DATASET CONTENT:
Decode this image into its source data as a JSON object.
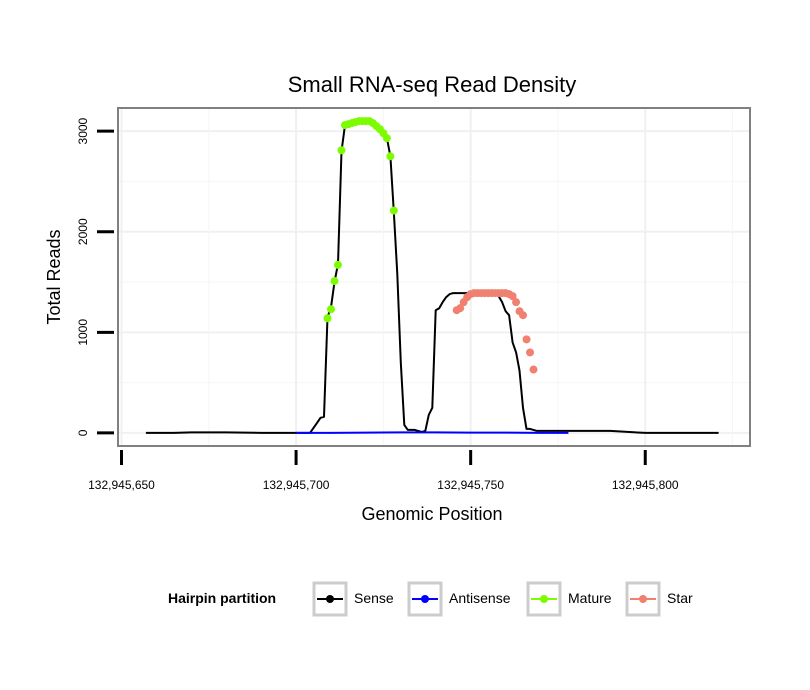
{
  "chart_data": {
    "type": "line",
    "title": "Small RNA-seq Read Density",
    "xlabel": "Genomic Position",
    "ylabel": "Total Reads",
    "xlim": [
      132945649,
      132945830
    ],
    "ylim": [
      -130,
      3230
    ],
    "x_ticks": [
      132945650,
      132945700,
      132945750,
      132945800
    ],
    "x_tick_labels": [
      "132,945,650",
      "132,945,700",
      "132,945,750",
      "132,945,800"
    ],
    "y_ticks": [
      0,
      1000,
      2000,
      3000
    ],
    "y_tick_labels": [
      "0",
      "1000",
      "2000",
      "3000"
    ],
    "grid": true,
    "legend": {
      "title": "Hairpin partition",
      "position": "bottom",
      "entries": [
        {
          "name": "Sense",
          "color": "#000000"
        },
        {
          "name": "Antisense",
          "color": "#0000ff"
        },
        {
          "name": "Mature",
          "color": "#7cfc00"
        },
        {
          "name": "Star",
          "color": "#f08070"
        }
      ]
    },
    "series": [
      {
        "name": "Sense",
        "color": "#000000",
        "style": "line",
        "x": [
          132945657,
          132945665,
          132945670,
          132945680,
          132945690,
          132945700,
          132945704,
          132945705,
          132945706,
          132945707,
          132945708,
          132945709,
          132945710,
          132945711,
          132945712,
          132945713,
          132945714,
          132945715,
          132945716,
          132945717,
          132945718,
          132945719,
          132945720,
          132945721,
          132945722,
          132945723,
          132945724,
          132945725,
          132945726,
          132945727,
          132945728,
          132945729,
          132945730,
          132945731,
          132945732,
          132945733,
          132945734,
          132945735,
          132945736,
          132945737,
          132945738,
          132945739,
          132945740,
          132945741,
          132945742,
          132945743,
          132945744,
          132945745,
          132945746,
          132945747,
          132945748,
          132945749,
          132945750,
          132945751,
          132945752,
          132945753,
          132945754,
          132945755,
          132945756,
          132945757,
          132945758,
          132945759,
          132945760,
          132945761,
          132945762,
          132945763,
          132945764,
          132945765,
          132945766,
          132945767,
          132945768,
          132945769,
          132945770,
          132945771,
          132945772,
          132945775,
          132945780,
          132945785,
          132945790,
          132945800,
          132945810,
          132945821
        ],
        "y": [
          0,
          0,
          5,
          5,
          0,
          0,
          0,
          50,
          100,
          150,
          160,
          1150,
          1250,
          1500,
          1680,
          2800,
          3060,
          3070,
          3080,
          3090,
          3100,
          3100,
          3100,
          3100,
          3080,
          3050,
          3020,
          3000,
          2930,
          2750,
          2200,
          1580,
          700,
          80,
          30,
          30,
          30,
          20,
          10,
          20,
          180,
          250,
          1220,
          1240,
          1300,
          1350,
          1380,
          1390,
          1390,
          1390,
          1390,
          1390,
          1390,
          1390,
          1390,
          1390,
          1390,
          1390,
          1390,
          1380,
          1360,
          1300,
          1210,
          1170,
          900,
          800,
          620,
          250,
          40,
          40,
          30,
          20,
          20,
          20,
          20,
          20,
          20,
          20,
          20,
          0,
          0,
          0
        ]
      },
      {
        "name": "Antisense",
        "color": "#0000ff",
        "style": "line",
        "x": [
          132945700,
          132945710,
          132945720,
          132945730,
          132945740,
          132945750,
          132945760,
          132945770,
          132945778
        ],
        "y": [
          0,
          0,
          3,
          5,
          5,
          3,
          3,
          0,
          0
        ]
      },
      {
        "name": "Mature",
        "color": "#7cfc00",
        "style": "points",
        "x": [
          132945709,
          132945710,
          132945711,
          132945712,
          132945713,
          132945714,
          132945715,
          132945716,
          132945717,
          132945718,
          132945719,
          132945720,
          132945721,
          132945722,
          132945723,
          132945724,
          132945725,
          132945726,
          132945727,
          132945728
        ],
        "y": [
          1140,
          1230,
          1510,
          1670,
          2810,
          3060,
          3070,
          3080,
          3090,
          3100,
          3100,
          3100,
          3100,
          3080,
          3050,
          3020,
          2980,
          2930,
          2750,
          2210
        ]
      },
      {
        "name": "Star",
        "color": "#f08070",
        "style": "points",
        "x": [
          132945746,
          132945747,
          132945748,
          132945749,
          132945750,
          132945751,
          132945752,
          132945753,
          132945754,
          132945755,
          132945756,
          132945757,
          132945758,
          132945759,
          132945760,
          132945761,
          132945762,
          132945763,
          132945764,
          132945765,
          132945766,
          132945767,
          132945768
        ],
        "y": [
          1220,
          1240,
          1300,
          1350,
          1380,
          1390,
          1390,
          1390,
          1390,
          1390,
          1390,
          1390,
          1390,
          1390,
          1390,
          1380,
          1360,
          1300,
          1210,
          1170,
          930,
          800,
          630
        ]
      }
    ]
  }
}
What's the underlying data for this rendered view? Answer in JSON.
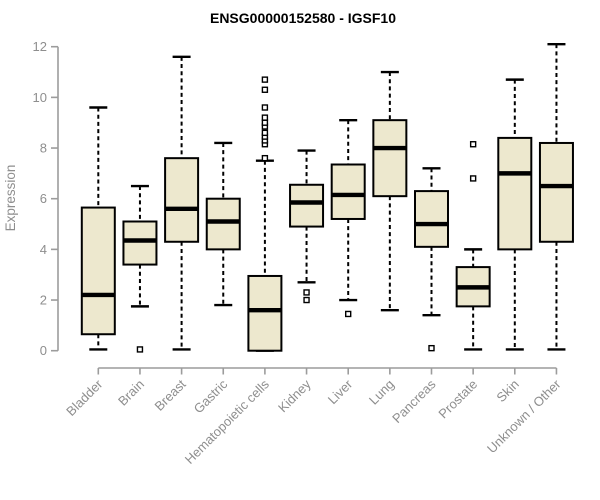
{
  "figure": {
    "title": "ENSG00000152580 - IGSF10",
    "ylabel": "Expression"
  },
  "chart_data": {
    "type": "boxplot",
    "title": "ENSG00000152580 - IGSF10",
    "xlabel": "",
    "ylabel": "Expression",
    "ylim": [
      0,
      12
    ],
    "yticks": [
      0,
      2,
      4,
      6,
      8,
      10,
      12
    ],
    "grid": false,
    "legend": "none",
    "colors": {
      "box_fill": "#EDE8CE",
      "box_stroke": "#000000",
      "median": "#000000",
      "axis": "#9C9C9C",
      "axis_text": "#8E8E8E",
      "title_text": "#000000",
      "background": "#FFFFFF"
    },
    "categories": [
      "Bladder",
      "Brain",
      "Breast",
      "Gastric",
      "Hematopoietic cells",
      "Kidney",
      "Liver",
      "Lung",
      "Pancreas",
      "Prostate",
      "Skin",
      "Unknown / Other"
    ],
    "boxes": [
      {
        "label": "Bladder",
        "low": 0.05,
        "q1": 0.65,
        "median": 2.2,
        "q3": 5.65,
        "high": 9.6,
        "outliers": []
      },
      {
        "label": "Brain",
        "low": 1.75,
        "q1": 3.4,
        "median": 4.35,
        "q3": 5.1,
        "high": 6.5,
        "outliers": [
          0.05
        ]
      },
      {
        "label": "Breast",
        "low": 0.05,
        "q1": 4.3,
        "median": 5.6,
        "q3": 7.6,
        "high": 11.6,
        "outliers": []
      },
      {
        "label": "Gastric",
        "low": 1.8,
        "q1": 4.0,
        "median": 5.1,
        "q3": 6.0,
        "high": 8.2,
        "outliers": []
      },
      {
        "label": "Hematopoietic cells",
        "low": 0.0,
        "q1": 0.0,
        "median": 1.6,
        "q3": 2.95,
        "high": 7.5,
        "outliers": [
          7.6,
          8.15,
          8.3,
          8.45,
          8.6,
          8.85,
          9.0,
          9.2,
          9.6,
          10.3,
          10.7
        ]
      },
      {
        "label": "Kidney",
        "low": 2.7,
        "q1": 4.9,
        "median": 5.85,
        "q3": 6.55,
        "high": 7.9,
        "outliers": [
          2.3,
          2.0
        ]
      },
      {
        "label": "Liver",
        "low": 2.0,
        "q1": 5.2,
        "median": 6.15,
        "q3": 7.35,
        "high": 9.1,
        "outliers": [
          1.45
        ]
      },
      {
        "label": "Lung",
        "low": 1.6,
        "q1": 6.1,
        "median": 8.0,
        "q3": 9.1,
        "high": 11.0,
        "outliers": []
      },
      {
        "label": "Pancreas",
        "low": 1.4,
        "q1": 4.1,
        "median": 5.0,
        "q3": 6.3,
        "high": 7.2,
        "outliers": [
          0.1
        ]
      },
      {
        "label": "Prostate",
        "low": 0.05,
        "q1": 1.75,
        "median": 2.5,
        "q3": 3.3,
        "high": 4.0,
        "outliers": [
          6.8,
          8.15
        ]
      },
      {
        "label": "Skin",
        "low": 0.05,
        "q1": 4.0,
        "median": 7.0,
        "q3": 8.4,
        "high": 10.7,
        "outliers": []
      },
      {
        "label": "Unknown / Other",
        "low": 0.05,
        "q1": 4.3,
        "median": 6.5,
        "q3": 8.2,
        "high": 12.1,
        "outliers": []
      }
    ]
  }
}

PROBLEM STATEMENT: Where the material contains a line with "cells", return that line.

YOUR SOLUTION:
      "Hematopoietic cells",
        "label": "Hematopoietic cells",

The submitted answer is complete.